→ **To be done**: Write out exactly the lines running from the line that includes "What text is on this page?" to the end of the data, both ends included, and nothing besides.

....................

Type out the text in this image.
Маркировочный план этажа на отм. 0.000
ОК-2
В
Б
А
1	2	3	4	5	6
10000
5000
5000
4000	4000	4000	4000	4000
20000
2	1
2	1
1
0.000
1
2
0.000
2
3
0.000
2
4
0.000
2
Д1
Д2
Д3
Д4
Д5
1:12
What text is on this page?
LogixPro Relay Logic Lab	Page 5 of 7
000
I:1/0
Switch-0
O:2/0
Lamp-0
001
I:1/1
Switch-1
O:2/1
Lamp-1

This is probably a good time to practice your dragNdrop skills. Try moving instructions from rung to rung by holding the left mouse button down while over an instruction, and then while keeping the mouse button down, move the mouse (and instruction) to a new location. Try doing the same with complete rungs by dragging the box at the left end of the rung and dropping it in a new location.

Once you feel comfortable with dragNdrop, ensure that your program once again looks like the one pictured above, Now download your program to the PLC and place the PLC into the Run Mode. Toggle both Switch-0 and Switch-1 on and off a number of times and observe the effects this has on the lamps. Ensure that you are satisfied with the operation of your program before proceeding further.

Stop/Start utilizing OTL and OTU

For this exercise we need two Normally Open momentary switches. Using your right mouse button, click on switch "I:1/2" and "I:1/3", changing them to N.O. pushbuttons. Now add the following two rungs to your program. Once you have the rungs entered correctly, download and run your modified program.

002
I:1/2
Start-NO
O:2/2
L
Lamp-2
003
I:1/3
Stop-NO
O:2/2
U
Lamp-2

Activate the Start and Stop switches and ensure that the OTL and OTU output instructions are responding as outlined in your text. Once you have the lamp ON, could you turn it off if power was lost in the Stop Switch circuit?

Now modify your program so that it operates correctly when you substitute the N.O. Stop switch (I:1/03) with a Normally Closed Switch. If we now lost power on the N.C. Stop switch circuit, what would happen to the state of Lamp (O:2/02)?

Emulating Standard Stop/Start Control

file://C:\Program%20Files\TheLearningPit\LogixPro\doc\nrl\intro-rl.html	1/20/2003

....................

→ **Expected output**:
What text is on this page?
LogixPro Relay Logic Lab	Page 5 of 7
000
I:1/0
Switch-0
O:2/0
Lamp-0
001
I:1/1
Switch-1
O:2/1
Lamp-1

This is probably a good time to practice your dragNdrop skills. Try moving instructions from rung to rung by holding the left mouse button down while over an instruction, and then while keeping the mouse button down, move the mouse (and instruction) to a new location. Try doing the same with complete rungs by dragging the box at the left end of the rung and dropping it in a new location.

Once you feel comfortable with dragNdrop, ensure that your program once again looks like the one pictured above, Now download your program to the PLC and place the PLC into the Run Mode. Toggle both Switch-0 and Switch-1 on and off a number of times and observe the effects this has on the lamps. Ensure that you are satisfied with the operation of your program before proceeding further.

Stop/Start utilizing OTL and OTU

For this exercise we need two Normally Open momentary switches. Using your right mouse button, click on switch "I:1/2" and "I:1/3", changing them to N.O. pushbuttons. Now add the following two rungs to your program. Once you have the rungs entered correctly, download and run your modified program.

002
I:1/2
Start-NO
O:2/2
L
Lamp-2
003
I:1/3
Stop-NO
O:2/2
U
Lamp-2

Activate the Start and Stop switches and ensure that the OTL and OTU output instructions are responding as outlined in your text. Once you have the lamp ON, could you turn it off if power was lost in the Stop Switch circuit?

Now modify your program so that it operates correctly when you substitute the N.O. Stop switch (I:1/03) with a Normally Closed Switch. If we now lost power on the N.C. Stop switch circuit, what would happen to the state of Lamp (O:2/02)?

Emulating Standard Stop/Start Control

file://C:\Program%20Files\TheLearningPit\LogixPro\doc\nrl\intro-rl.html	1/20/2003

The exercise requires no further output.